● **Exercise brief**
Reproduce the entries below word for word. Begin at their very first line and stop after the line that contains "sidebar-item-sorbent[interactable]: СОРБЕНТ ДИАТОМИТОВЫЙ".
###
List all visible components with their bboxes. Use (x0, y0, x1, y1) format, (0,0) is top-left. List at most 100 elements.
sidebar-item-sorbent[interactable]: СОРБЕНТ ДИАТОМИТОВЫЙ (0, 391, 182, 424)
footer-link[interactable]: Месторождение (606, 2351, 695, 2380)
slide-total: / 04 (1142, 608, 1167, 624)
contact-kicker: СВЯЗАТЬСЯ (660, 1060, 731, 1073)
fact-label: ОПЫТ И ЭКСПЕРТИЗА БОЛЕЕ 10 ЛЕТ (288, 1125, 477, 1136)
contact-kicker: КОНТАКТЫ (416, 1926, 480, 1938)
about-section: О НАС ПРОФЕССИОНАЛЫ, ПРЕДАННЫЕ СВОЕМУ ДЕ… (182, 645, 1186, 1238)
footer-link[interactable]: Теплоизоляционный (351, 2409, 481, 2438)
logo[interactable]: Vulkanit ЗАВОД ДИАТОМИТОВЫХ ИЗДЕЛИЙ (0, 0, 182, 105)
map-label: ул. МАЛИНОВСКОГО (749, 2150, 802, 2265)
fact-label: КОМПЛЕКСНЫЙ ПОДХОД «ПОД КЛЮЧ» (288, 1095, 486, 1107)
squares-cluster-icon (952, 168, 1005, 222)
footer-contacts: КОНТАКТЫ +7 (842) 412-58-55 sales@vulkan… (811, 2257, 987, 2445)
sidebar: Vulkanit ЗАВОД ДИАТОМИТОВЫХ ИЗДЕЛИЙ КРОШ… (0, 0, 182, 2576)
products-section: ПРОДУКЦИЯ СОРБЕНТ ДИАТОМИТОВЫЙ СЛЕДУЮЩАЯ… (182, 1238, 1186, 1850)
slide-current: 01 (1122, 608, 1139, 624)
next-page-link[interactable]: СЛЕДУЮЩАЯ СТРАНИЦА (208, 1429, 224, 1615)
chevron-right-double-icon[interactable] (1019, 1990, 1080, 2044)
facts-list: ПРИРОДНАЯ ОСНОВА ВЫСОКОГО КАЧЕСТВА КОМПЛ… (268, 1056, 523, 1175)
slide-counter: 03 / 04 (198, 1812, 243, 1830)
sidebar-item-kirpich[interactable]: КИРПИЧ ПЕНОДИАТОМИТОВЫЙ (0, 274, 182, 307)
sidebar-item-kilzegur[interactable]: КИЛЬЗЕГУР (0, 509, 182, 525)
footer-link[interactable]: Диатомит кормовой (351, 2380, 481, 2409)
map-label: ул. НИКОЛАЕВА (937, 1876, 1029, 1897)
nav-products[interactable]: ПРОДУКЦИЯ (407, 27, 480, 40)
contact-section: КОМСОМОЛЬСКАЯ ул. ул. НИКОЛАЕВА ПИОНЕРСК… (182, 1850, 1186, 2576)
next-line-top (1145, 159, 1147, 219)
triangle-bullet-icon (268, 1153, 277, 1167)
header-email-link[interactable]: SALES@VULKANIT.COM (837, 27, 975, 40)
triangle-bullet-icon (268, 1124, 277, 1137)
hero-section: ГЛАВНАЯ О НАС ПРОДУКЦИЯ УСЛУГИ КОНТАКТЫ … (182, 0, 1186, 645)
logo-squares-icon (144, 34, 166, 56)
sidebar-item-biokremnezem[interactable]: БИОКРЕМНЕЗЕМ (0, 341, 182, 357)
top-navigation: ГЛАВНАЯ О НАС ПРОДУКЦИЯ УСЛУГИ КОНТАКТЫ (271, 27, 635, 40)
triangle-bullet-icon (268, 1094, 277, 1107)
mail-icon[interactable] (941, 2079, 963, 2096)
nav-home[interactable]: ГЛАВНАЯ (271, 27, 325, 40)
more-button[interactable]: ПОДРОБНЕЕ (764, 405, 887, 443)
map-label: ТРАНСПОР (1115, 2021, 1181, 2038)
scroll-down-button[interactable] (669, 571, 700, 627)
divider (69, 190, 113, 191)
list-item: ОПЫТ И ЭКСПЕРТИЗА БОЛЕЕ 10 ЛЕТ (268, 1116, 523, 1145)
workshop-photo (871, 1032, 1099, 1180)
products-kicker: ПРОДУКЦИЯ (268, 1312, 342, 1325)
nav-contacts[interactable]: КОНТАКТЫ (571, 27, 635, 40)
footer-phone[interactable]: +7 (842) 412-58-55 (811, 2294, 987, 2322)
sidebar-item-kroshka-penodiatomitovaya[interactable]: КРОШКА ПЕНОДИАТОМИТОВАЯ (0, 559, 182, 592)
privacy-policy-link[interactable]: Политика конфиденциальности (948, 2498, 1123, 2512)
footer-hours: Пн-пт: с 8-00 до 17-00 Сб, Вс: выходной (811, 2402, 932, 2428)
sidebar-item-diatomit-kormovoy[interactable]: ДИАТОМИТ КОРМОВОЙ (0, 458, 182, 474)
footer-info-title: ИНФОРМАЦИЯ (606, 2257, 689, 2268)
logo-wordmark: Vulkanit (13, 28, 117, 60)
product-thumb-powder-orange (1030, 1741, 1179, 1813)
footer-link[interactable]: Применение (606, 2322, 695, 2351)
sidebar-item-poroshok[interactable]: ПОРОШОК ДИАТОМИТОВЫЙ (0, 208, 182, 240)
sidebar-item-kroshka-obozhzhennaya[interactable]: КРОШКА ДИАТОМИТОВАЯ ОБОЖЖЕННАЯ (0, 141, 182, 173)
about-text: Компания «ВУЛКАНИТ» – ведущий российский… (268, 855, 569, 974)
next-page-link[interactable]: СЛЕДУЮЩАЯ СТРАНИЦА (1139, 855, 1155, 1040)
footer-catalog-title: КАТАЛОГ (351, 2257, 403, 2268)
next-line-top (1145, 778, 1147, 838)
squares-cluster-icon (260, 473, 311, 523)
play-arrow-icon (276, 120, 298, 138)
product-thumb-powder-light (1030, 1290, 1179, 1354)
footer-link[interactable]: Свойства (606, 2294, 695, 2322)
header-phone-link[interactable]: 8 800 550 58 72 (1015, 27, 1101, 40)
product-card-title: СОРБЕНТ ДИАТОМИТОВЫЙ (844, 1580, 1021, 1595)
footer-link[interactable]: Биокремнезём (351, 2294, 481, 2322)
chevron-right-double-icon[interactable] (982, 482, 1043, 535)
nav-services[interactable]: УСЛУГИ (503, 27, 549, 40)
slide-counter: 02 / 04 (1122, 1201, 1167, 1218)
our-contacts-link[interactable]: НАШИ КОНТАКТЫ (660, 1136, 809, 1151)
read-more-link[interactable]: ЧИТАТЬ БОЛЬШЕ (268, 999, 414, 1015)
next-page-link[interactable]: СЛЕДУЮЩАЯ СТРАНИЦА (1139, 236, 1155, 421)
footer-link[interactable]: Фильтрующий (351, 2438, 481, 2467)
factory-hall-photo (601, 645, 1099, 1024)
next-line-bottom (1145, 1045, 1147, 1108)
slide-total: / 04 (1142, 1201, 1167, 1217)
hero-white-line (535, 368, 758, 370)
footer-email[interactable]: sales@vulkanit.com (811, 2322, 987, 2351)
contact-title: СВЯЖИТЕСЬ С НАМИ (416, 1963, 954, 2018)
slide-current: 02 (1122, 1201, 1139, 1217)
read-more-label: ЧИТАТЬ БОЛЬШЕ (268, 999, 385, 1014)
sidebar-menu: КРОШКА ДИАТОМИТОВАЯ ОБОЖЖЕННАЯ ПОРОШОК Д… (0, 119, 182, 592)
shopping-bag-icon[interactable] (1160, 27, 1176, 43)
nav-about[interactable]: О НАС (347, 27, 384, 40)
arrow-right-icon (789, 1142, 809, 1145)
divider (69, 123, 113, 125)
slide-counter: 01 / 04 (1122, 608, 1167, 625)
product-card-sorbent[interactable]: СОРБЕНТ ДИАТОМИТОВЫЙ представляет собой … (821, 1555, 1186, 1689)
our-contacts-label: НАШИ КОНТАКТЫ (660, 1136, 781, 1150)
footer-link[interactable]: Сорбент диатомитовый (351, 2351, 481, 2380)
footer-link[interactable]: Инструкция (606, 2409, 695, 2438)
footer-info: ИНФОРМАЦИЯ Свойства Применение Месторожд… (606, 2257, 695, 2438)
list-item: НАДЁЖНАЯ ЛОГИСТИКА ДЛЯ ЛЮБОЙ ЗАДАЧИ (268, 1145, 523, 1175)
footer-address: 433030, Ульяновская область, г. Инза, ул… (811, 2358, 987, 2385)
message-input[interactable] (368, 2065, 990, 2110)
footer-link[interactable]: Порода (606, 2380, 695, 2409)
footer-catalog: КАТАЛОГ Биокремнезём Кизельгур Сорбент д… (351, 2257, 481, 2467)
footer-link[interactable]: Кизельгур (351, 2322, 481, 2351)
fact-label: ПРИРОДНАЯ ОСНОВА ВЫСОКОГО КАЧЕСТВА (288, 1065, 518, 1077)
###
● **Result of the task**
List all visible components with their bboxes. Use (x0, y0, x1, y1) format, (0,0) is top-left. List at most 100 elements.
sidebar-item-sorbent[interactable]: СОРБЕНТ ДИАТОМИТОВЫЙ (0, 391, 182, 424)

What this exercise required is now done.